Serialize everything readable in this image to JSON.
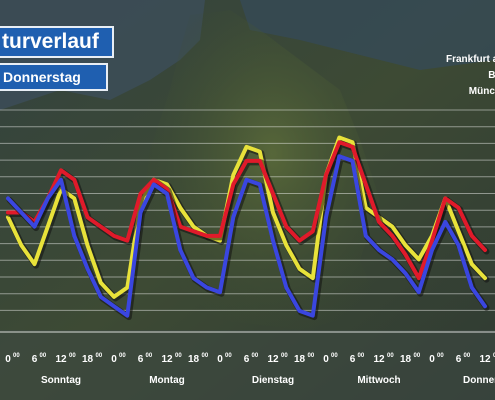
{
  "header": {
    "title": "turverlauf",
    "subtitle": "Donnerstag"
  },
  "legend": {
    "items": [
      {
        "label": "Frankfurt a.",
        "color": "#e8e23a"
      },
      {
        "label": "Be",
        "color": "#e01a2a"
      },
      {
        "label": "Münch",
        "color": "#3a46e0"
      }
    ]
  },
  "chart_data": {
    "type": "line",
    "x_ticks": [
      "0",
      "6",
      "12",
      "18",
      "0",
      "6",
      "12",
      "18",
      "0",
      "6",
      "12",
      "18",
      "0",
      "6",
      "12",
      "18",
      "0",
      "6",
      "12"
    ],
    "day_labels": [
      "Sonntag",
      "Montag",
      "Dienstag",
      "Mittwoch",
      "Donnerst"
    ],
    "x": [
      0,
      3,
      6,
      9,
      12,
      15,
      18,
      21,
      24,
      27,
      30,
      33,
      36,
      39,
      42,
      45,
      48,
      51,
      54,
      57,
      60,
      63,
      66,
      69,
      72,
      75,
      78,
      81,
      84,
      87,
      90,
      93,
      96,
      99,
      102,
      105,
      108
    ],
    "series": [
      {
        "color": "#e8e23a",
        "values": [
          5.5,
          2.5,
          0.5,
          4.5,
          8.5,
          7.5,
          2.5,
          -1.5,
          -3,
          -2,
          7,
          9.5,
          9,
          6.5,
          4.5,
          3.5,
          3,
          10,
          13,
          12.5,
          6,
          2.5,
          0,
          -1,
          10,
          14,
          13.5,
          6.5,
          5.5,
          4.5,
          2.5,
          1,
          3.5,
          7.5,
          4,
          0.5,
          -1
        ]
      },
      {
        "color": "#e01a2a",
        "values": [
          6,
          6,
          5,
          7.5,
          10.5,
          9.5,
          5.5,
          4.5,
          3.5,
          3,
          8,
          9.5,
          8.5,
          4.5,
          4,
          3.5,
          3.5,
          9,
          11.5,
          11.5,
          8,
          4.5,
          3,
          4,
          10,
          13.5,
          13,
          9,
          5,
          3.5,
          1.5,
          -1,
          3,
          7.5,
          6.5,
          3.5,
          2
        ]
      },
      {
        "color": "#3a46e0",
        "values": [
          7.5,
          6,
          4.5,
          7.5,
          9.5,
          3.5,
          0,
          -3,
          -4,
          -5,
          6,
          9,
          8,
          2,
          -1,
          -2,
          -2.5,
          5.5,
          9.5,
          9,
          3,
          -2,
          -4.5,
          -5,
          5.5,
          12,
          11.5,
          3.5,
          2,
          1,
          -0.5,
          -2.5,
          2,
          5,
          2.5,
          -2,
          -4
        ]
      }
    ],
    "ylim": [
      -6,
      18
    ],
    "grid": true
  }
}
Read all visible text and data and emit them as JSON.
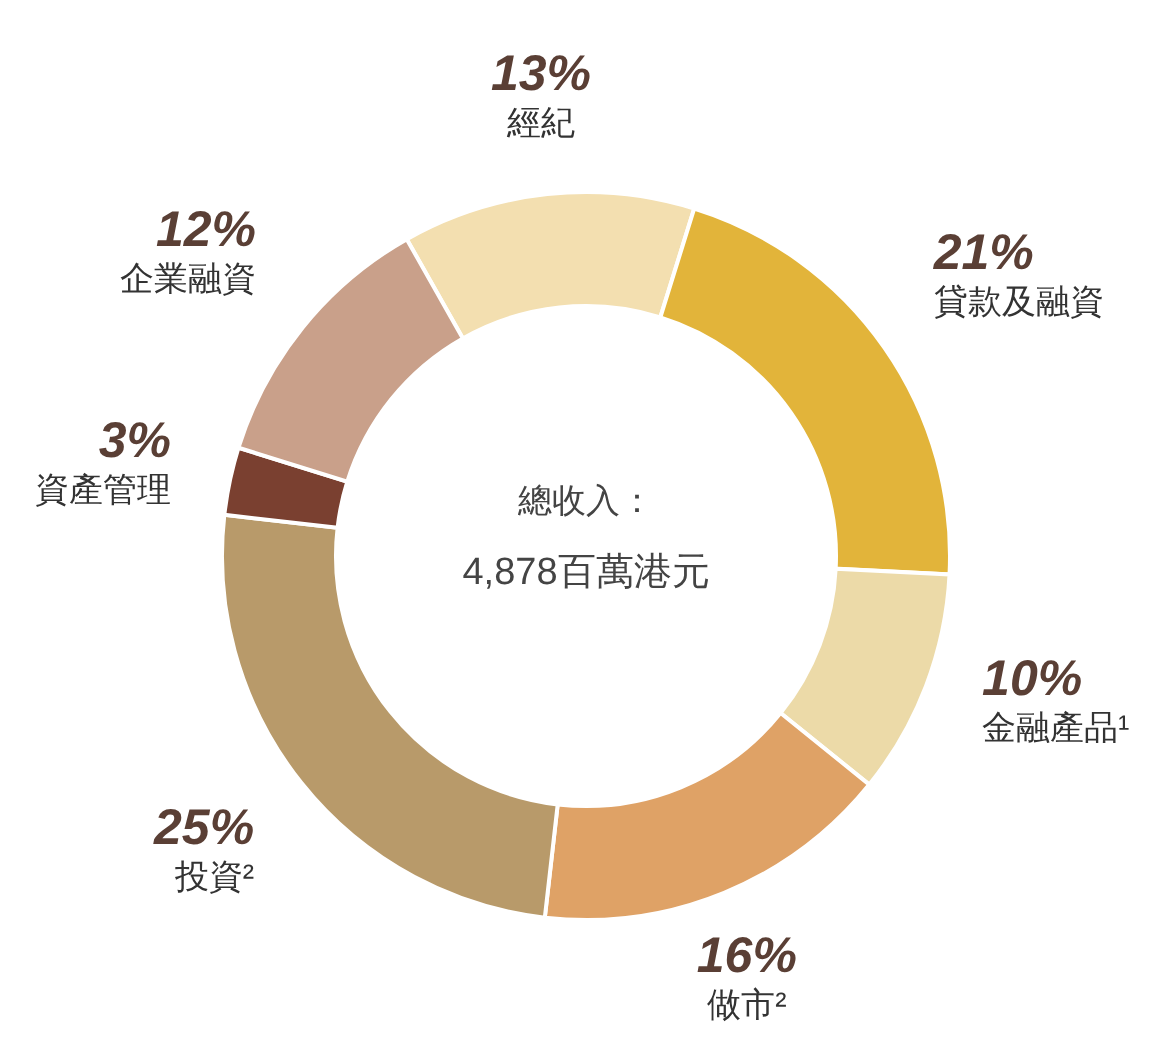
{
  "chart_data": {
    "type": "donut",
    "categories": [
      "經紀",
      "貸款及融資",
      "金融產品¹",
      "做市²",
      "投資²",
      "資產管理",
      "企業融資"
    ],
    "values": [
      13,
      21,
      10,
      16,
      25,
      3,
      12
    ],
    "value_labels": [
      "13%",
      "21%",
      "10%",
      "16%",
      "25%",
      "3%",
      "12%"
    ],
    "colors": [
      "#f3dfb0",
      "#e2b43a",
      "#ecdaa8",
      "#dfa266",
      "#b89a6a",
      "#7a4030",
      "#c9a08a"
    ],
    "annotations": [
      "總收入：",
      "4,878百萬港元"
    ]
  }
}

# What you will do
Your task is to retype all the entries exactly and leave out any pictures.

# Written response
Serialize everything readable in this image to JSON.
{
  "header": {
    "title": "turverlauf",
    "subtitle": "Donnerstag"
  },
  "legend": {
    "items": [
      {
        "label": "Frankfurt a.",
        "color": "#e8e23a"
      },
      {
        "label": "Be",
        "color": "#e01a2a"
      },
      {
        "label": "Münch",
        "color": "#3a46e0"
      }
    ]
  },
  "chart_data": {
    "type": "line",
    "x_ticks": [
      "0",
      "6",
      "12",
      "18",
      "0",
      "6",
      "12",
      "18",
      "0",
      "6",
      "12",
      "18",
      "0",
      "6",
      "12",
      "18",
      "0",
      "6",
      "12"
    ],
    "day_labels": [
      "Sonntag",
      "Montag",
      "Dienstag",
      "Mittwoch",
      "Donnerst"
    ],
    "x": [
      0,
      3,
      6,
      9,
      12,
      15,
      18,
      21,
      24,
      27,
      30,
      33,
      36,
      39,
      42,
      45,
      48,
      51,
      54,
      57,
      60,
      63,
      66,
      69,
      72,
      75,
      78,
      81,
      84,
      87,
      90,
      93,
      96,
      99,
      102,
      105,
      108
    ],
    "series": [
      {
        "color": "#e8e23a",
        "values": [
          5.5,
          2.5,
          0.5,
          4.5,
          8.5,
          7.5,
          2.5,
          -1.5,
          -3,
          -2,
          7,
          9.5,
          9,
          6.5,
          4.5,
          3.5,
          3,
          10,
          13,
          12.5,
          6,
          2.5,
          0,
          -1,
          10,
          14,
          13.5,
          6.5,
          5.5,
          4.5,
          2.5,
          1,
          3.5,
          7.5,
          4,
          0.5,
          -1
        ]
      },
      {
        "color": "#e01a2a",
        "values": [
          6,
          6,
          5,
          7.5,
          10.5,
          9.5,
          5.5,
          4.5,
          3.5,
          3,
          8,
          9.5,
          8.5,
          4.5,
          4,
          3.5,
          3.5,
          9,
          11.5,
          11.5,
          8,
          4.5,
          3,
          4,
          10,
          13.5,
          13,
          9,
          5,
          3.5,
          1.5,
          -1,
          3,
          7.5,
          6.5,
          3.5,
          2
        ]
      },
      {
        "color": "#3a46e0",
        "values": [
          7.5,
          6,
          4.5,
          7.5,
          9.5,
          3.5,
          0,
          -3,
          -4,
          -5,
          6,
          9,
          8,
          2,
          -1,
          -2,
          -2.5,
          5.5,
          9.5,
          9,
          3,
          -2,
          -4.5,
          -5,
          5.5,
          12,
          11.5,
          3.5,
          2,
          1,
          -0.5,
          -2.5,
          2,
          5,
          2.5,
          -2,
          -4
        ]
      }
    ],
    "ylim": [
      -6,
      18
    ],
    "grid": true
  }
}
Read all visible text and data and emit them as JSON.
{
  "chart_data": {
    "type": "donut",
    "categories": [
      "經紀",
      "貸款及融資",
      "金融產品¹",
      "做市²",
      "投資²",
      "資產管理",
      "企業融資"
    ],
    "values": [
      13,
      21,
      10,
      16,
      25,
      3,
      12
    ],
    "value_labels": [
      "13%",
      "21%",
      "10%",
      "16%",
      "25%",
      "3%",
      "12%"
    ],
    "colors": [
      "#f3dfb0",
      "#e2b43a",
      "#ecdaa8",
      "#dfa266",
      "#b89a6a",
      "#7a4030",
      "#c9a08a"
    ],
    "annotations": [
      "總收入：",
      "4,878百萬港元"
    ]
  }
}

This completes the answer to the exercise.